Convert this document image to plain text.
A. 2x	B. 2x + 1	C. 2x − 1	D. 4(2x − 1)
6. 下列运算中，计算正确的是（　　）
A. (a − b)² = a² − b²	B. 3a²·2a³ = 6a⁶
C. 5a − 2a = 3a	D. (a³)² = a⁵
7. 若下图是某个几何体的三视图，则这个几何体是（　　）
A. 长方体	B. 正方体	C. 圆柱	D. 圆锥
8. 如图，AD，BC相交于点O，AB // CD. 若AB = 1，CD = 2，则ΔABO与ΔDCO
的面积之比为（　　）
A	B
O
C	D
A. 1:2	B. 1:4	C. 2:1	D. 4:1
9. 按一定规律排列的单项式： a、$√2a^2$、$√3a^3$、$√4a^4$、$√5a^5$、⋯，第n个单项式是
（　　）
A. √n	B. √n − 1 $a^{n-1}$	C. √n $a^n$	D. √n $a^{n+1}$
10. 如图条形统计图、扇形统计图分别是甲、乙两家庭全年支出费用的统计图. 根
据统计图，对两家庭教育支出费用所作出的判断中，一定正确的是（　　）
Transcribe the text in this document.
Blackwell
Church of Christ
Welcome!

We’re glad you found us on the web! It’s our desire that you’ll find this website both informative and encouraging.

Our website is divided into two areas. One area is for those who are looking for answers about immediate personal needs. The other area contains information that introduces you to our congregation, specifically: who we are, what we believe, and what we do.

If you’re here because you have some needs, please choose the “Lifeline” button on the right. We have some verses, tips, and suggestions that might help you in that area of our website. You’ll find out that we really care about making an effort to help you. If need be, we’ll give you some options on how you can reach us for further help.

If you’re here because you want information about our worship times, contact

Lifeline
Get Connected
|---|
Problem description:
Each entry must be reproduced verbatim.

Solution to this exercise:
Convert this document image to plain text.
A. 2x	B. 2x + 1	C. 2x − 1	D. 4(2x − 1)
6. 下列运算中，计算正确的是（　　）
A. (a − b)² = a² − b²	B. 3a²·2a³ = 6a⁶
C. 5a − 2a = 3a	D. (a³)² = a⁵
7. 若下图是某个几何体的三视图，则这个几何体是（　　）
A. 长方体	B. 正方体	C. 圆柱	D. 圆锥
8. 如图，AD，BC相交于点O，AB // CD. 若AB = 1，CD = 2，则ΔABO与ΔDCO
的面积之比为（　　）
A	B
O
C	D
A. 1:2	B. 1:4	C. 2:1	D. 4:1
9. 按一定规律排列的单项式： a、$√2a^2$、$√3a^3$、$√4a^4$、$√5a^5$、⋯，第n个单项式是
（　　）
A. √n	B. √n − 1 $a^{n-1}$	C. √n $a^n$	D. √n $a^{n+1}$
10. 如图条形统计图、扇形统计图分别是甲、乙两家庭全年支出费用的统计图. 根
据统计图，对两家庭教育支出费用所作出的判断中，一定正确的是（　　）
Transcribe the text in this document.
Blackwell
Church of Christ
Welcome!

We’re glad you found us on the web! It’s our desire that you’ll find this website both informative and encouraging.

Our website is divided into two areas. One area is for those who are looking for answers about immediate personal needs. The other area contains information that introduces you to our congregation, specifically: who we are, what we believe, and what we do.

If you’re here because you have some needs, please choose the “Lifeline” button on the right. We have some verses, tips, and suggestions that might help you in that area of our website. You’ll find out that we really care about making an effort to help you. If need be, we’ll give you some options on how you can reach us for further help.

If you’re here because you want information about our worship times, contact

Lifeline
Get Connected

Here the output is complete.